Figure content listings:
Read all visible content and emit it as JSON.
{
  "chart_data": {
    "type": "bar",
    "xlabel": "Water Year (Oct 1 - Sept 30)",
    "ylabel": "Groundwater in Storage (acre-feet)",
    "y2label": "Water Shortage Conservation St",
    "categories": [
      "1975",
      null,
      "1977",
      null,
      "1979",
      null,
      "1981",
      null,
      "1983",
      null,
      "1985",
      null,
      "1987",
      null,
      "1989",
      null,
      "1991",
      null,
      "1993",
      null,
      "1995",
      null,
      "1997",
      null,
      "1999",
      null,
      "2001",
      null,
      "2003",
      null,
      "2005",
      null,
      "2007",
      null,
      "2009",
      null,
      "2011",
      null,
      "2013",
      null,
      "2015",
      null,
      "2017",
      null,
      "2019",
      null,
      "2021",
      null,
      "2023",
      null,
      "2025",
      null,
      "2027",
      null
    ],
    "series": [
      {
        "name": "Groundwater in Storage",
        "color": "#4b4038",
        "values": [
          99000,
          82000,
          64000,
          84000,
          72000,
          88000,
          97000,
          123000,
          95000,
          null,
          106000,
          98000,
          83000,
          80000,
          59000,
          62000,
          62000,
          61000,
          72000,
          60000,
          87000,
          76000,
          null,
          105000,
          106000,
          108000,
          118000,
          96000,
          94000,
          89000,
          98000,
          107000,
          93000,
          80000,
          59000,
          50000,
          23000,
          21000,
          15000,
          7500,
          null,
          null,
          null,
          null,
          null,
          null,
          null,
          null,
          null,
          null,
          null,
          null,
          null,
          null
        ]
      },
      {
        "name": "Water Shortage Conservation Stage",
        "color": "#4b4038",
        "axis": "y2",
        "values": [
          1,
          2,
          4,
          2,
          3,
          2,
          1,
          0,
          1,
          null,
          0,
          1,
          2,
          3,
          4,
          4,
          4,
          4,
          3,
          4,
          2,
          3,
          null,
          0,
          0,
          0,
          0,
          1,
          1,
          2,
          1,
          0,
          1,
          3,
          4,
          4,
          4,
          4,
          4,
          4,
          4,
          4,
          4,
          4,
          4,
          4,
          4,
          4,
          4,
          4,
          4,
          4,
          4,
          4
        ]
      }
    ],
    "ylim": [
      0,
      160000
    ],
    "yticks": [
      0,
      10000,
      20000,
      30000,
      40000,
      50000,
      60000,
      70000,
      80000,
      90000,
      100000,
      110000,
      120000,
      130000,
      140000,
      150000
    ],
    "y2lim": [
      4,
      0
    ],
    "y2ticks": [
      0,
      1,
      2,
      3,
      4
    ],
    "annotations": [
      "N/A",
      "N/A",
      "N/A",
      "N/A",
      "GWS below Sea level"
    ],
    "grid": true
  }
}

### Problem statement
Find each line holding the string "name" and copy it out.

### Task output
        "name": "Groundwater in Storage",
        "name": "Water Shortage Conservation Stage",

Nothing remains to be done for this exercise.